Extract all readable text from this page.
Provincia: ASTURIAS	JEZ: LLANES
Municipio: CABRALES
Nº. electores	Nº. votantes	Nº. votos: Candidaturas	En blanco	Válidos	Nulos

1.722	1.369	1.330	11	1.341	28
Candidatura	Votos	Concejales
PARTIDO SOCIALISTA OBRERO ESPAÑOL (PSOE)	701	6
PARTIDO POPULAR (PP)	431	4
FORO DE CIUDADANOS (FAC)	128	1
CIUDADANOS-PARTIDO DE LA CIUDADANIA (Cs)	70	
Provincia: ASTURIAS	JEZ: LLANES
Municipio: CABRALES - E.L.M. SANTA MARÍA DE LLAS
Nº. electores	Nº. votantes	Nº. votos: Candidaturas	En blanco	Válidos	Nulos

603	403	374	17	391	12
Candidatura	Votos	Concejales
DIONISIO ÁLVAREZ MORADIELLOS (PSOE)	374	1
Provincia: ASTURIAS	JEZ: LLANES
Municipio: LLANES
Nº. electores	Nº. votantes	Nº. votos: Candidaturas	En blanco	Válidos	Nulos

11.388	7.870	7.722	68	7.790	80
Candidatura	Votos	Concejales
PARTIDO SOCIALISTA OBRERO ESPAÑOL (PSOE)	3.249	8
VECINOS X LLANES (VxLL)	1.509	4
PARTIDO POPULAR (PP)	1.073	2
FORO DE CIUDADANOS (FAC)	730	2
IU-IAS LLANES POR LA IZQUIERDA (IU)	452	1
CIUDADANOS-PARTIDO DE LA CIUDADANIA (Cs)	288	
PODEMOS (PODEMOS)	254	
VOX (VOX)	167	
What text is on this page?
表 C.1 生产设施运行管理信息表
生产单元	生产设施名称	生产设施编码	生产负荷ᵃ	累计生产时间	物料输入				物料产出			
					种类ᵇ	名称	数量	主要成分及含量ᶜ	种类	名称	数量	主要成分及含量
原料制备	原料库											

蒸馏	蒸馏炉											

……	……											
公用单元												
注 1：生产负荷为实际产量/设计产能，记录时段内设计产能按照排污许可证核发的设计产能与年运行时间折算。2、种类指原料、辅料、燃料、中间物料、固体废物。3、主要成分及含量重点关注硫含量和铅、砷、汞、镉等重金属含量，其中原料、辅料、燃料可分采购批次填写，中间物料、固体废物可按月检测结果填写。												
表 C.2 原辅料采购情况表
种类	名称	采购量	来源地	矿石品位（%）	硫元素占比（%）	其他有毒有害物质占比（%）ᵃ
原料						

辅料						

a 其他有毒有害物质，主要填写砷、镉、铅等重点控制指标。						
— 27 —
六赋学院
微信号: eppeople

== == ==

SET EXERCISE
Output the listing above without altering a single character.

RESULT FOR THIS EXERCISE
Extract all readable text from this page.
Provincia: ASTURIAS	JEZ: LLANES
Municipio: CABRALES
Nº. electores	Nº. votantes	Nº. votos: Candidaturas	En blanco	Válidos	Nulos

1.722	1.369	1.330	11	1.341	28
Candidatura	Votos	Concejales
PARTIDO SOCIALISTA OBRERO ESPAÑOL (PSOE)	701	6
PARTIDO POPULAR (PP)	431	4
FORO DE CIUDADANOS (FAC)	128	1
CIUDADANOS-PARTIDO DE LA CIUDADANIA (Cs)	70	
Provincia: ASTURIAS	JEZ: LLANES
Municipio: CABRALES - E.L.M. SANTA MARÍA DE LLAS
Nº. electores	Nº. votantes	Nº. votos: Candidaturas	En blanco	Válidos	Nulos

603	403	374	17	391	12
Candidatura	Votos	Concejales
DIONISIO ÁLVAREZ MORADIELLOS (PSOE)	374	1
Provincia: ASTURIAS	JEZ: LLANES
Municipio: LLANES
Nº. electores	Nº. votantes	Nº. votos: Candidaturas	En blanco	Válidos	Nulos

11.388	7.870	7.722	68	7.790	80
Candidatura	Votos	Concejales
PARTIDO SOCIALISTA OBRERO ESPAÑOL (PSOE)	3.249	8
VECINOS X LLANES (VxLL)	1.509	4
PARTIDO POPULAR (PP)	1.073	2
FORO DE CIUDADANOS (FAC)	730	2
IU-IAS LLANES POR LA IZQUIERDA (IU)	452	1
CIUDADANOS-PARTIDO DE LA CIUDADANIA (Cs)	288	
PODEMOS (PODEMOS)	254	
VOX (VOX)	167	
What text is on this page?
表 C.1 生产设施运行管理信息表
生产单元	生产设施名称	生产设施编码	生产负荷ᵃ	累计生产时间	物料输入				物料产出			
					种类ᵇ	名称	数量	主要成分及含量ᶜ	种类	名称	数量	主要成分及含量
原料制备	原料库											

蒸馏	蒸馏炉											

……	……											
公用单元												
注 1：生产负荷为实际产量/设计产能，记录时段内设计产能按照排污许可证核发的设计产能与年运行时间折算。2、种类指原料、辅料、燃料、中间物料、固体废物。3、主要成分及含量重点关注硫含量和铅、砷、汞、镉等重金属含量，其中原料、辅料、燃料可分采购批次填写，中间物料、固体废物可按月检测结果填写。												
表 C.2 原辅料采购情况表
种类	名称	采购量	来源地	矿石品位（%）	硫元素占比（%）	其他有毒有害物质占比（%）ᵃ
原料						

辅料						

a 其他有毒有害物质，主要填写砷、镉、铅等重点控制指标。						
— 27 —
六赋学院
微信号: eppeople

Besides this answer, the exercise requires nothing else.